- **Goal of the exercise**: Copy everything in the listing below word for word, apart from any images.

(Saved entries)

-- start --

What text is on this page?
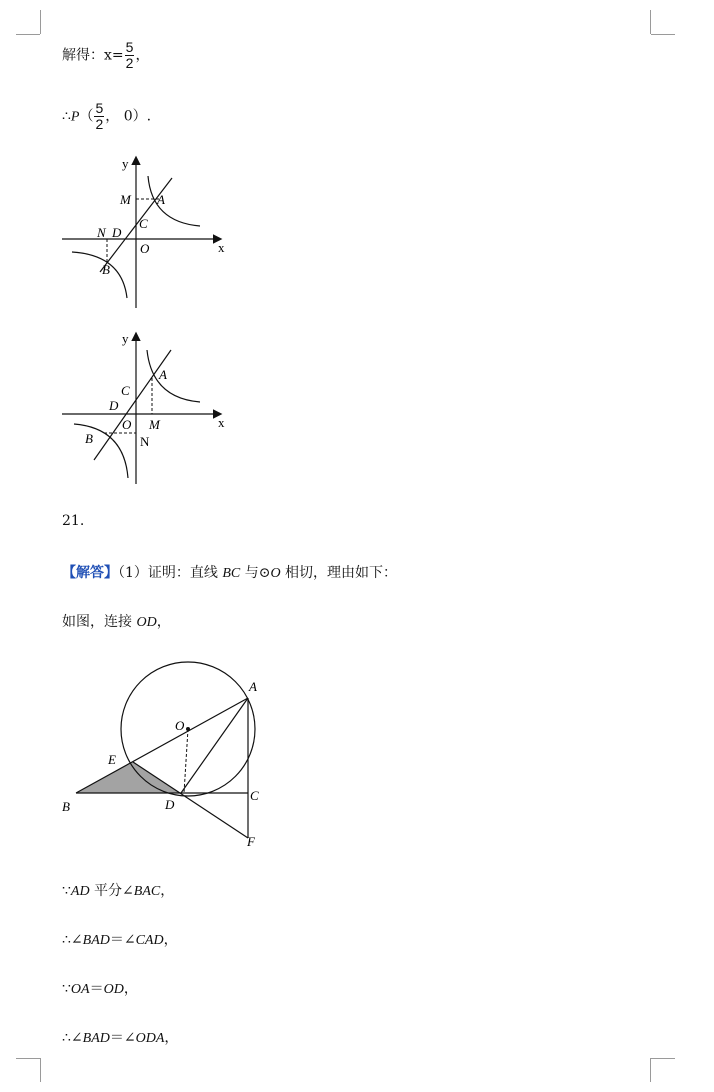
解得：$x= \frac{5}{2}$ ，
∴P（ $\frac{5}{2}$ ， 0）.
y
x
M A
C
N D
O
B
y
x
A
C
D
O M
B	N
21.
【解答】（1）证明：直线 BC 与⊙O 相切，理由如下：
如图，连接 OD，
A
O
E
B	D
C
F
∵AD 平分∠BAC，
∴∠BAD＝∠CAD，
∵OA＝OD，
∴∠BAD＝∠ODA，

-- end --

- **Task output**:
What text is on this page?
解得：$x= \frac{5}{2}$ ，
∴P（ $\frac{5}{2}$ ， 0）.
y
x
M A
C
N D
O
B
y
x
A
C
D
O M
B	N
21.
【解答】（1）证明：直线 BC 与⊙O 相切，理由如下：
如图，连接 OD，
A
O
E
B	D
C
F
∵AD 平分∠BAC，
∴∠BAD＝∠CAD，
∵OA＝OD，
∴∠BAD＝∠ODA，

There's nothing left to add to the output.